### DATA EXTRACT
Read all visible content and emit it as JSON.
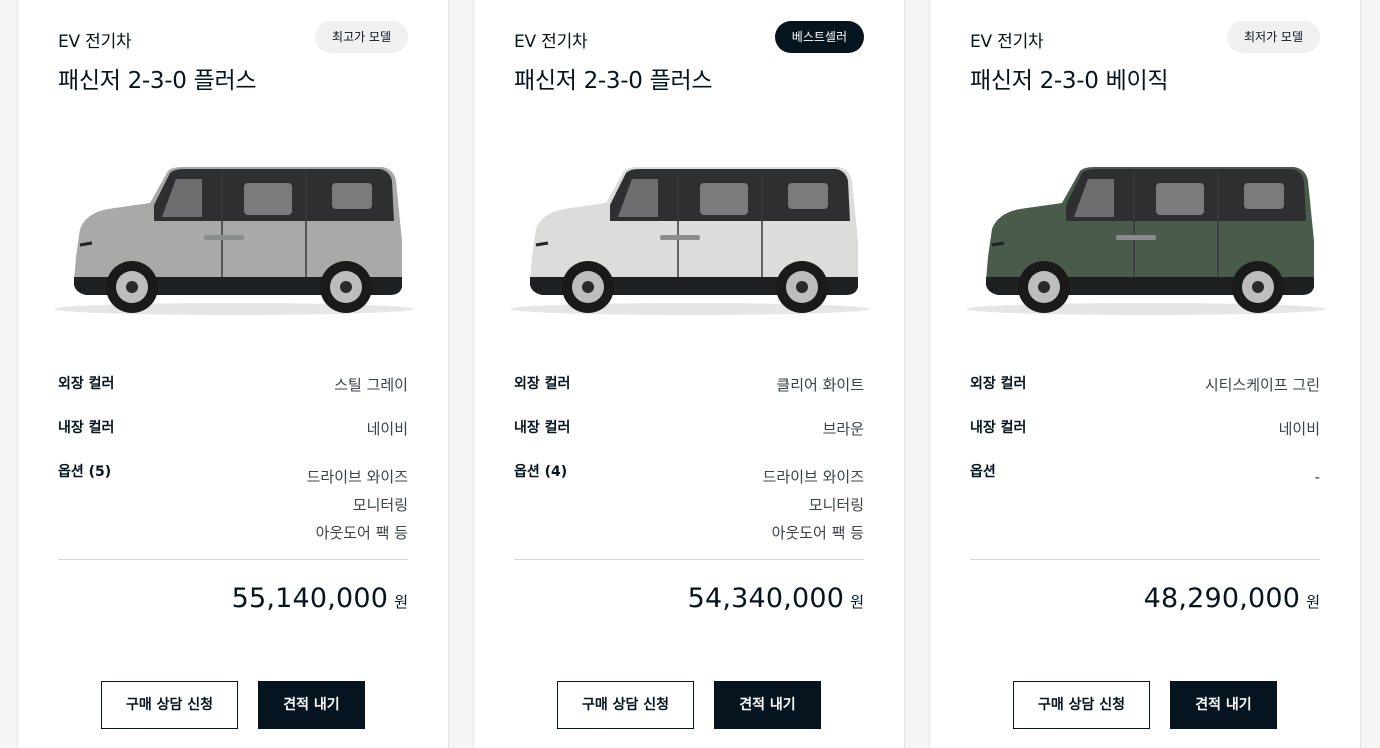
{
  "cards": [
    {
      "category": "EV 전기차",
      "badge": "최고가 모델",
      "badge_style": "light",
      "title": "패신저 2-3-0 플러스",
      "car_color": "#a9aaa8",
      "specs": {
        "exterior_label": "외장 컬러",
        "exterior_value": "스틸 그레이",
        "interior_label": "내장 컬러",
        "interior_value": "네이비",
        "options_label": "옵션 (5)",
        "options_values": [
          "드라이브 와이즈",
          "모니터링",
          "아웃도어 팩 등"
        ]
      },
      "price": "55,140,000",
      "price_unit": "원",
      "consult_button": "구매 상담 신청",
      "quote_button": "견적 내기"
    },
    {
      "category": "EV 전기차",
      "badge": "베스트셀러",
      "badge_style": "dark",
      "title": "패신저 2-3-0 플러스",
      "car_color": "#dcdcda",
      "specs": {
        "exterior_label": "외장 컬러",
        "exterior_value": "클리어 화이트",
        "interior_label": "내장 컬러",
        "interior_value": "브라운",
        "options_label": "옵션 (4)",
        "options_values": [
          "드라이브 와이즈",
          "모니터링",
          "아웃도어 팩 등"
        ]
      },
      "price": "54,340,000",
      "price_unit": "원",
      "consult_button": "구매 상담 신청",
      "quote_button": "견적 내기"
    },
    {
      "category": "EV 전기차",
      "badge": "최저가 모델",
      "badge_style": "light",
      "title": "패신저 2-3-0 베이직",
      "car_color": "#4a5b4b",
      "specs": {
        "exterior_label": "외장 컬러",
        "exterior_value": "시티스케이프 그린",
        "interior_label": "내장 컬러",
        "interior_value": "네이비",
        "options_label": "옵션",
        "options_values": [
          "-"
        ]
      },
      "price": "48,290,000",
      "price_unit": "원",
      "consult_button": "구매 상담 신청",
      "quote_button": "견적 내기"
    }
  ]
}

### SET TASK
From the records given above, reproduce all text exactly and exclude each picture.

### OUTPUT FOR THIS EXERCISE
Read all visible content and emit it as JSON.
{
  "cards": [
    {
      "category": "EV 전기차",
      "badge": "최고가 모델",
      "badge_style": "light",
      "title": "패신저 2-3-0 플러스",
      "car_color": "#a9aaa8",
      "specs": {
        "exterior_label": "외장 컬러",
        "exterior_value": "스틸 그레이",
        "interior_label": "내장 컬러",
        "interior_value": "네이비",
        "options_label": "옵션 (5)",
        "options_values": [
          "드라이브 와이즈",
          "모니터링",
          "아웃도어 팩 등"
        ]
      },
      "price": "55,140,000",
      "price_unit": "원",
      "consult_button": "구매 상담 신청",
      "quote_button": "견적 내기"
    },
    {
      "category": "EV 전기차",
      "badge": "베스트셀러",
      "badge_style": "dark",
      "title": "패신저 2-3-0 플러스",
      "car_color": "#dcdcda",
      "specs": {
        "exterior_label": "외장 컬러",
        "exterior_value": "클리어 화이트",
        "interior_label": "내장 컬러",
        "interior_value": "브라운",
        "options_label": "옵션 (4)",
        "options_values": [
          "드라이브 와이즈",
          "모니터링",
          "아웃도어 팩 등"
        ]
      },
      "price": "54,340,000",
      "price_unit": "원",
      "consult_button": "구매 상담 신청",
      "quote_button": "견적 내기"
    },
    {
      "category": "EV 전기차",
      "badge": "최저가 모델",
      "badge_style": "light",
      "title": "패신저 2-3-0 베이직",
      "car_color": "#4a5b4b",
      "specs": {
        "exterior_label": "외장 컬러",
        "exterior_value": "시티스케이프 그린",
        "interior_label": "내장 컬러",
        "interior_value": "네이비",
        "options_label": "옵션",
        "options_values": [
          "-"
        ]
      },
      "price": "48,290,000",
      "price_unit": "원",
      "consult_button": "구매 상담 신청",
      "quote_button": "견적 내기"
    }
  ]
}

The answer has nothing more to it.